__GIVEN TASK__.
Each line that holds the word "this" counts once; report how many lines do so and nothing else.

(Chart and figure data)

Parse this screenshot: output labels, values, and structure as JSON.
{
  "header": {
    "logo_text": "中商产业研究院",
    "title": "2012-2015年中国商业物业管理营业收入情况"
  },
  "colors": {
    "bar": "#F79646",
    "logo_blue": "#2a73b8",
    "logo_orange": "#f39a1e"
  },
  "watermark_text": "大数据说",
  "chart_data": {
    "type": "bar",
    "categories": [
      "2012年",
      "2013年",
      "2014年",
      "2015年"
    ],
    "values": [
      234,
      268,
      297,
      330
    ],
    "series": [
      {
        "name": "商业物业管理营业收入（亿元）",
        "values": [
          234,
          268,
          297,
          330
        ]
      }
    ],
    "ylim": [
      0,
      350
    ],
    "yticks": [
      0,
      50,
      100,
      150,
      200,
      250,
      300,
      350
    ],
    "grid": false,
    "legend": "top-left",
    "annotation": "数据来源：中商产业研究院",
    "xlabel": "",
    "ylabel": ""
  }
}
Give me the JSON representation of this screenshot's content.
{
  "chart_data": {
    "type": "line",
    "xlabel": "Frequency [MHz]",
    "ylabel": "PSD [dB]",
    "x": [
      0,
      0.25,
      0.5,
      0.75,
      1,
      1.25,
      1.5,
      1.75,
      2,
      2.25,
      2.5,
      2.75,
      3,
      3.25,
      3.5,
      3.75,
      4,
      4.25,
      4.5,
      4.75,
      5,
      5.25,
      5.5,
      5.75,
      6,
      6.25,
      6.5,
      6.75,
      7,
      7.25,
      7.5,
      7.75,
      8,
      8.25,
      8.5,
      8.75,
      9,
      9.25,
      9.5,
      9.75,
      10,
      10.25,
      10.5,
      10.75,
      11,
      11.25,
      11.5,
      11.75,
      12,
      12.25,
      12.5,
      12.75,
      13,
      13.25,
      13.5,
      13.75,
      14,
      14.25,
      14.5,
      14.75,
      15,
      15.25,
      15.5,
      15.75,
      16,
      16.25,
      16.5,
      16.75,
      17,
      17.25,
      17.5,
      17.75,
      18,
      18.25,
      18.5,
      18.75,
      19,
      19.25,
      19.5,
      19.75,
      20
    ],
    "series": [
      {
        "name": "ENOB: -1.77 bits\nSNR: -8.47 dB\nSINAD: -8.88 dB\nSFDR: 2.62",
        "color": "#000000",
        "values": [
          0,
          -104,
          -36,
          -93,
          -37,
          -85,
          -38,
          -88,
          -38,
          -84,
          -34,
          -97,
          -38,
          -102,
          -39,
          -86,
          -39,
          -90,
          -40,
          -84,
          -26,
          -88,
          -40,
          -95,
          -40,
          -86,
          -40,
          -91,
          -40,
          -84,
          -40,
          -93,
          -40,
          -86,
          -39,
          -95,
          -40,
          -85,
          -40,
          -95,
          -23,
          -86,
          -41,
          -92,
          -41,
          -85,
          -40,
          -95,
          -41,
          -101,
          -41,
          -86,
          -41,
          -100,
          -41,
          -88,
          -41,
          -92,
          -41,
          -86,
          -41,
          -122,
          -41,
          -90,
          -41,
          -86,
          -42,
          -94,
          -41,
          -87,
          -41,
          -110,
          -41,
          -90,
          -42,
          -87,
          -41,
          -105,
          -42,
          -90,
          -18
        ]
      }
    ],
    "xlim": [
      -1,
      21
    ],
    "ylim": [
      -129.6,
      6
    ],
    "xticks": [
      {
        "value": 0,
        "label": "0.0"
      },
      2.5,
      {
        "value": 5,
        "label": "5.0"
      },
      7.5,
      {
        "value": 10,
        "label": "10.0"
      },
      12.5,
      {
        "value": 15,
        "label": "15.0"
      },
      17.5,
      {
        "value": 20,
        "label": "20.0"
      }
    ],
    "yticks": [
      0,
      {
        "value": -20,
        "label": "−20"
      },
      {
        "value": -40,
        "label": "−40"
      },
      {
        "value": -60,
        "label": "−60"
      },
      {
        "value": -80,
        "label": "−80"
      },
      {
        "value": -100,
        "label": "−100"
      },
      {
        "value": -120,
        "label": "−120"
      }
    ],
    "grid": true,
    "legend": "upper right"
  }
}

__FULL OUTPUT__.
2